Labeled region entries:
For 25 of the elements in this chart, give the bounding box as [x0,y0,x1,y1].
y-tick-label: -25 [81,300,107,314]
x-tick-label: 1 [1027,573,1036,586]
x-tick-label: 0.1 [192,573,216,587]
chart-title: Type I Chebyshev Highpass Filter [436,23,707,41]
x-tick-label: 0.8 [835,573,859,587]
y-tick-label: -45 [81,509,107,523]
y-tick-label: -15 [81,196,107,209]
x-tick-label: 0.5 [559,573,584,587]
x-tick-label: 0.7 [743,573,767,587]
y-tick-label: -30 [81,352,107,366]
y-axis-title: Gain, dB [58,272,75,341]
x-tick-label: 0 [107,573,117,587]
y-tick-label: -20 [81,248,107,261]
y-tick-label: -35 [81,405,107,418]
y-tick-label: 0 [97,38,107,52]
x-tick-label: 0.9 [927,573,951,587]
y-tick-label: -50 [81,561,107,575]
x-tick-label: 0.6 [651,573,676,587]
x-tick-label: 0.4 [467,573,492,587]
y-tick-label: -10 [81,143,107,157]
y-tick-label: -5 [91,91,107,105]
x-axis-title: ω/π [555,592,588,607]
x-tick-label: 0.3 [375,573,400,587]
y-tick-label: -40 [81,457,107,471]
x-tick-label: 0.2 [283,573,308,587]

[GIVEN TASK]
Copy the records above line for line, with no changes.

[EXPECTED ANSWER]
For 25 of the elements in this chart, give the bounding box as [x0,y0,x1,y1].
y-tick-label: -25 [81,300,107,314]
x-tick-label: 1 [1027,573,1036,586]
x-tick-label: 0.1 [192,573,216,587]
chart-title: Type I Chebyshev Highpass Filter [436,23,707,41]
x-tick-label: 0.8 [835,573,859,587]
y-tick-label: -45 [81,509,107,523]
y-tick-label: -15 [81,196,107,209]
x-tick-label: 0.5 [559,573,584,587]
x-tick-label: 0.7 [743,573,767,587]
y-tick-label: -30 [81,352,107,366]
y-axis-title: Gain, dB [58,272,75,341]
x-tick-label: 0 [107,573,117,587]
y-tick-label: -20 [81,248,107,261]
y-tick-label: -35 [81,405,107,418]
y-tick-label: 0 [97,38,107,52]
x-tick-label: 0.9 [927,573,951,587]
y-tick-label: -50 [81,561,107,575]
x-tick-label: 0.6 [651,573,676,587]
x-tick-label: 0.4 [467,573,492,587]
y-tick-label: -10 [81,143,107,157]
y-tick-label: -5 [91,91,107,105]
x-axis-title: ω/π [555,592,588,607]
x-tick-label: 0.3 [375,573,400,587]
y-tick-label: -40 [81,457,107,471]
x-tick-label: 0.2 [283,573,308,587]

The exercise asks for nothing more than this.